-- Goal of the exercise --
Write out the material exactly. Do not include the pictures.

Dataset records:
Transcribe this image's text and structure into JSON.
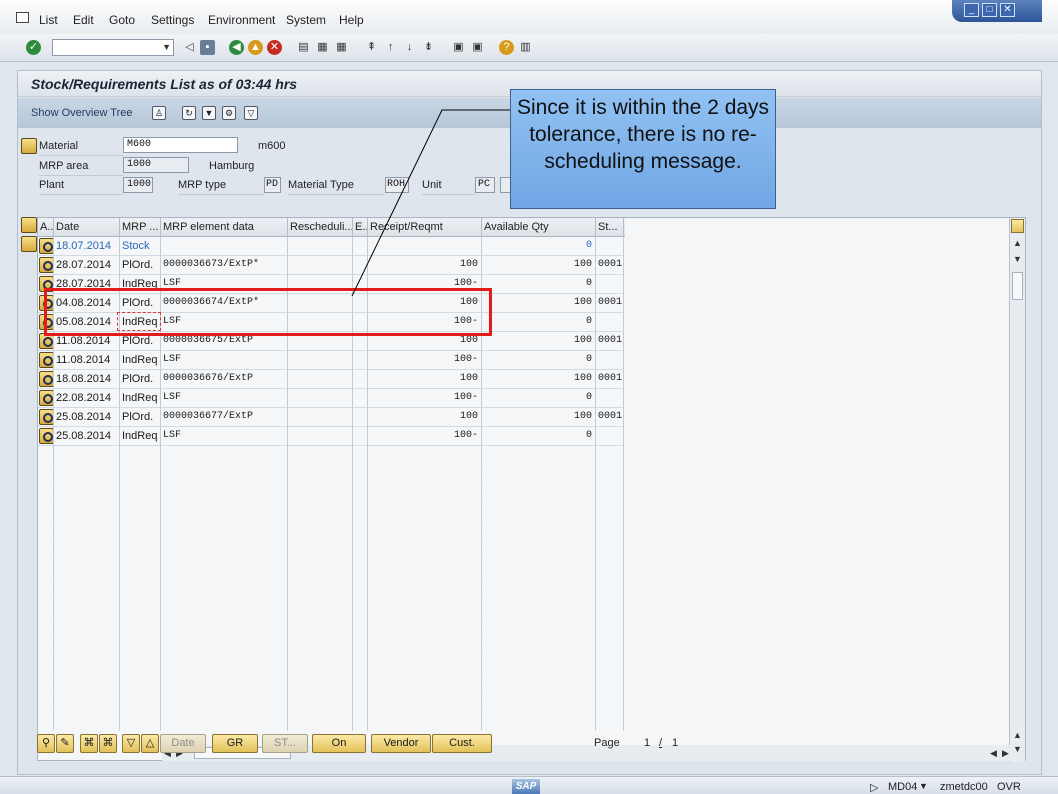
{
  "menu": [
    "List",
    "Edit",
    "Goto",
    "Settings",
    "Environment",
    "System",
    "Help"
  ],
  "title": "Stock/Requirements List as of 03:44 hrs",
  "app_toolbar": {
    "overview_tree": "Show Overview Tree"
  },
  "header": {
    "material_label": "Material",
    "material_value": "M600",
    "material_desc": "m600",
    "mrp_area_label": "MRP area",
    "mrp_area_value": "1000",
    "mrp_area_desc": "Hamburg",
    "plant_label": "Plant",
    "plant_value": "1000",
    "mrp_type_label": "MRP type",
    "mrp_type_value": "PD",
    "material_type_label": "Material Type",
    "material_type_value": "ROH",
    "unit_label": "Unit",
    "unit_value": "PC"
  },
  "columns": [
    "A..",
    "Date",
    "MRP ...",
    "MRP element data",
    "Rescheduli...",
    "E..",
    "Receipt/Reqmt",
    "Available Qty",
    "St..."
  ],
  "rows": [
    {
      "date": "18.07.2014",
      "mrp": "Stock",
      "data": "",
      "resched": "",
      "e": "",
      "receipt": "",
      "avail": "0",
      "st": "",
      "stock": true
    },
    {
      "date": "28.07.2014",
      "mrp": "PlOrd.",
      "data": "0000036673/ExtP*",
      "resched": "",
      "e": "",
      "receipt": "100",
      "avail": "100",
      "st": "0001"
    },
    {
      "date": "28.07.2014",
      "mrp": "IndReq",
      "data": "LSF",
      "resched": "",
      "e": "",
      "receipt": "100-",
      "avail": "0",
      "st": ""
    },
    {
      "date": "04.08.2014",
      "mrp": "PlOrd.",
      "data": "0000036674/ExtP*",
      "resched": "",
      "e": "",
      "receipt": "100",
      "avail": "100",
      "st": "0001"
    },
    {
      "date": "05.08.2014",
      "mrp": "IndReq",
      "data": "LSF",
      "resched": "",
      "e": "",
      "receipt": "100-",
      "avail": "0",
      "st": ""
    },
    {
      "date": "11.08.2014",
      "mrp": "PlOrd.",
      "data": "0000036675/ExtP",
      "resched": "",
      "e": "",
      "receipt": "100",
      "avail": "100",
      "st": "0001"
    },
    {
      "date": "11.08.2014",
      "mrp": "IndReq",
      "data": "LSF",
      "resched": "",
      "e": "",
      "receipt": "100-",
      "avail": "0",
      "st": ""
    },
    {
      "date": "18.08.2014",
      "mrp": "PlOrd.",
      "data": "0000036676/ExtP",
      "resched": "",
      "e": "",
      "receipt": "100",
      "avail": "100",
      "st": "0001"
    },
    {
      "date": "22.08.2014",
      "mrp": "IndReq",
      "data": "LSF",
      "resched": "",
      "e": "",
      "receipt": "100-",
      "avail": "0",
      "st": ""
    },
    {
      "date": "25.08.2014",
      "mrp": "PlOrd.",
      "data": "0000036677/ExtP",
      "resched": "",
      "e": "",
      "receipt": "100",
      "avail": "100",
      "st": "0001"
    },
    {
      "date": "25.08.2014",
      "mrp": "IndReq",
      "data": "LSF",
      "resched": "",
      "e": "",
      "receipt": "100-",
      "avail": "0",
      "st": ""
    }
  ],
  "bottom_buttons": {
    "date": "Date",
    "gr": "GR",
    "st": "ST...",
    "on": "On",
    "vendor": "Vendor",
    "cust": "Cust."
  },
  "pager": {
    "label": "Page",
    "current": "1",
    "sep": "/",
    "total": "1"
  },
  "callout": "Since it is within the 2 days tolerance, there is no re-scheduling message.",
  "status": {
    "transaction": "MD04",
    "server": "zmetdc00",
    "mode": "OVR",
    "logo": "SAP"
  },
  "colors": {
    "highlight": "#e21b1b",
    "callout_bg": "#7fb3ea",
    "stock_text": "#2767b8"
  }
}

-- Solution for this exercise --
Transcribe this image's text and structure into JSON.
{
  "menu": [
    "List",
    "Edit",
    "Goto",
    "Settings",
    "Environment",
    "System",
    "Help"
  ],
  "title": "Stock/Requirements List as of 03:44 hrs",
  "app_toolbar": {
    "overview_tree": "Show Overview Tree"
  },
  "header": {
    "material_label": "Material",
    "material_value": "M600",
    "material_desc": "m600",
    "mrp_area_label": "MRP area",
    "mrp_area_value": "1000",
    "mrp_area_desc": "Hamburg",
    "plant_label": "Plant",
    "plant_value": "1000",
    "mrp_type_label": "MRP type",
    "mrp_type_value": "PD",
    "material_type_label": "Material Type",
    "material_type_value": "ROH",
    "unit_label": "Unit",
    "unit_value": "PC"
  },
  "columns": [
    "A..",
    "Date",
    "MRP ...",
    "MRP element data",
    "Rescheduli...",
    "E..",
    "Receipt/Reqmt",
    "Available Qty",
    "St..."
  ],
  "rows": [
    {
      "date": "18.07.2014",
      "mrp": "Stock",
      "data": "",
      "resched": "",
      "e": "",
      "receipt": "",
      "avail": "0",
      "st": "",
      "stock": true
    },
    {
      "date": "28.07.2014",
      "mrp": "PlOrd.",
      "data": "0000036673/ExtP*",
      "resched": "",
      "e": "",
      "receipt": "100",
      "avail": "100",
      "st": "0001"
    },
    {
      "date": "28.07.2014",
      "mrp": "IndReq",
      "data": "LSF",
      "resched": "",
      "e": "",
      "receipt": "100-",
      "avail": "0",
      "st": ""
    },
    {
      "date": "04.08.2014",
      "mrp": "PlOrd.",
      "data": "0000036674/ExtP*",
      "resched": "",
      "e": "",
      "receipt": "100",
      "avail": "100",
      "st": "0001"
    },
    {
      "date": "05.08.2014",
      "mrp": "IndReq",
      "data": "LSF",
      "resched": "",
      "e": "",
      "receipt": "100-",
      "avail": "0",
      "st": ""
    },
    {
      "date": "11.08.2014",
      "mrp": "PlOrd.",
      "data": "0000036675/ExtP",
      "resched": "",
      "e": "",
      "receipt": "100",
      "avail": "100",
      "st": "0001"
    },
    {
      "date": "11.08.2014",
      "mrp": "IndReq",
      "data": "LSF",
      "resched": "",
      "e": "",
      "receipt": "100-",
      "avail": "0",
      "st": ""
    },
    {
      "date": "18.08.2014",
      "mrp": "PlOrd.",
      "data": "0000036676/ExtP",
      "resched": "",
      "e": "",
      "receipt": "100",
      "avail": "100",
      "st": "0001"
    },
    {
      "date": "22.08.2014",
      "mrp": "IndReq",
      "data": "LSF",
      "resched": "",
      "e": "",
      "receipt": "100-",
      "avail": "0",
      "st": ""
    },
    {
      "date": "25.08.2014",
      "mrp": "PlOrd.",
      "data": "0000036677/ExtP",
      "resched": "",
      "e": "",
      "receipt": "100",
      "avail": "100",
      "st": "0001"
    },
    {
      "date": "25.08.2014",
      "mrp": "IndReq",
      "data": "LSF",
      "resched": "",
      "e": "",
      "receipt": "100-",
      "avail": "0",
      "st": ""
    }
  ],
  "bottom_buttons": {
    "date": "Date",
    "gr": "GR",
    "st": "ST...",
    "on": "On",
    "vendor": "Vendor",
    "cust": "Cust."
  },
  "pager": {
    "label": "Page",
    "current": "1",
    "sep": "/",
    "total": "1"
  },
  "callout": "Since it is within the 2 days tolerance, there is no re-scheduling message.",
  "status": {
    "transaction": "MD04",
    "server": "zmetdc00",
    "mode": "OVR",
    "logo": "SAP"
  },
  "colors": {
    "highlight": "#e21b1b",
    "callout_bg": "#7fb3ea",
    "stock_text": "#2767b8"
  }
}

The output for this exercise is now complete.